### Exercise task
Output the data below in full, byte for byte. Nothing may differ.

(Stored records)
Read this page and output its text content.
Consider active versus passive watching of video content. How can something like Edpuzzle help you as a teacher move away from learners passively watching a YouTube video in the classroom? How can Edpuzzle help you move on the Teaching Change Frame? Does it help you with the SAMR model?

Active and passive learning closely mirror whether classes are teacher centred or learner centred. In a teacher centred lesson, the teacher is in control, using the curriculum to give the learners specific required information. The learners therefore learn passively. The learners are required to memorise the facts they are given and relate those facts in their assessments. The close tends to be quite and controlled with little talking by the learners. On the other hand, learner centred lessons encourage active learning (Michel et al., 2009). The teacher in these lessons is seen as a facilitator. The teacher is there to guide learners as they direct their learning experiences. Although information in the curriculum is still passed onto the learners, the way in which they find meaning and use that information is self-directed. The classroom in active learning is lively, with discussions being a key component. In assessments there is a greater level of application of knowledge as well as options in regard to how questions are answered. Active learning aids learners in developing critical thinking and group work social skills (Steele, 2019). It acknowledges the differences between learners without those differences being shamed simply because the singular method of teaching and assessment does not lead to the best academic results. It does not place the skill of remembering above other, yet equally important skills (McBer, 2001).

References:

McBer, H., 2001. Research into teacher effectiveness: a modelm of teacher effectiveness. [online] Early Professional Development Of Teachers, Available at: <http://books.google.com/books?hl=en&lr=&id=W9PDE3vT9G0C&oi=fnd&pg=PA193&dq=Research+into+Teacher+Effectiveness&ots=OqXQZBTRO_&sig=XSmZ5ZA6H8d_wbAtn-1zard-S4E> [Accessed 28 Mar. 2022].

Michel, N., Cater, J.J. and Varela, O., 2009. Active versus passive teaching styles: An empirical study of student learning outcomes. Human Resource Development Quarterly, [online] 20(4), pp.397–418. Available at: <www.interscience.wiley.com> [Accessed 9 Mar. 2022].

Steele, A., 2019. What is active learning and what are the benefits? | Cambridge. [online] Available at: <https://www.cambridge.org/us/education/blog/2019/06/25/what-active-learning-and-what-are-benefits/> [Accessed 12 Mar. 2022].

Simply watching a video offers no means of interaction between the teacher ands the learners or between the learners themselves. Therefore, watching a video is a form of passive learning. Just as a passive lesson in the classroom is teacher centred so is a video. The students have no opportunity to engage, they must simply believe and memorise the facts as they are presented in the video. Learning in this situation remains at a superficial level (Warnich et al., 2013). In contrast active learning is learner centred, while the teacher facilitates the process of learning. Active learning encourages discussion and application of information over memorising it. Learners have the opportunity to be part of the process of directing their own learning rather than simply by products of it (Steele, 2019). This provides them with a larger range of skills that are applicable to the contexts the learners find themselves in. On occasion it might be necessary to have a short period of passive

### Output of the exercise
Read this page and output its text content.
Consider active versus passive watching of video content. How can something like Edpuzzle help you as a teacher move away from learners passively watching a YouTube video in the classroom? How can Edpuzzle help you move on the Teaching Change Frame? Does it help you with the SAMR model?

Active and passive learning closely mirror whether classes are teacher centred or learner centred. In a teacher centred lesson, the teacher is in control, using the curriculum to give the learners specific required information. The learners therefore learn passively. The learners are required to memorise the facts they are given and relate those facts in their assessments. The close tends to be quite and controlled with little talking by the learners. On the other hand, learner centred lessons encourage active learning (Michel et al., 2009). The teacher in these lessons is seen as a facilitator. The teacher is there to guide learners as they direct their learning experiences. Although information in the curriculum is still passed onto the learners, the way in which they find meaning and use that information is self-directed. The classroom in active learning is lively, with discussions being a key component. In assessments there is a greater level of application of knowledge as well as options in regard to how questions are answered. Active learning aids learners in developing critical thinking and group work social skills (Steele, 2019). It acknowledges the differences between learners without those differences being shamed simply because the singular method of teaching and assessment does not lead to the best academic results. It does not place the skill of remembering above other, yet equally important skills (McBer, 2001).

References:

McBer, H., 2001. Research into teacher effectiveness: a modelm of teacher effectiveness. [online] Early Professional Development Of Teachers, Available at: <http://books.google.com/books?hl=en&lr=&id=W9PDE3vT9G0C&oi=fnd&pg=PA193&dq=Research+into+Teacher+Effectiveness&ots=OqXQZBTRO_&sig=XSmZ5ZA6H8d_wbAtn-1zard-S4E> [Accessed 28 Mar. 2022].

Michel, N., Cater, J.J. and Varela, O., 2009. Active versus passive teaching styles: An empirical study of student learning outcomes. Human Resource Development Quarterly, [online] 20(4), pp.397–418. Available at: <www.interscience.wiley.com> [Accessed 9 Mar. 2022].

Steele, A., 2019. What is active learning and what are the benefits? | Cambridge. [online] Available at: <https://www.cambridge.org/us/education/blog/2019/06/25/what-active-learning-and-what-are-benefits/> [Accessed 12 Mar. 2022].

Simply watching a video offers no means of interaction between the teacher ands the learners or between the learners themselves. Therefore, watching a video is a form of passive learning. Just as a passive lesson in the classroom is teacher centred so is a video. The students have no opportunity to engage, they must simply believe and memorise the facts as they are presented in the video. Learning in this situation remains at a superficial level (Warnich et al., 2013). In contrast active learning is learner centred, while the teacher facilitates the process of learning. Active learning encourages discussion and application of information over memorising it. Learners have the opportunity to be part of the process of directing their own learning rather than simply by products of it (Steele, 2019). This provides them with a larger range of skills that are applicable to the contexts the learners find themselves in. On occasion it might be necessary to have a short period of passive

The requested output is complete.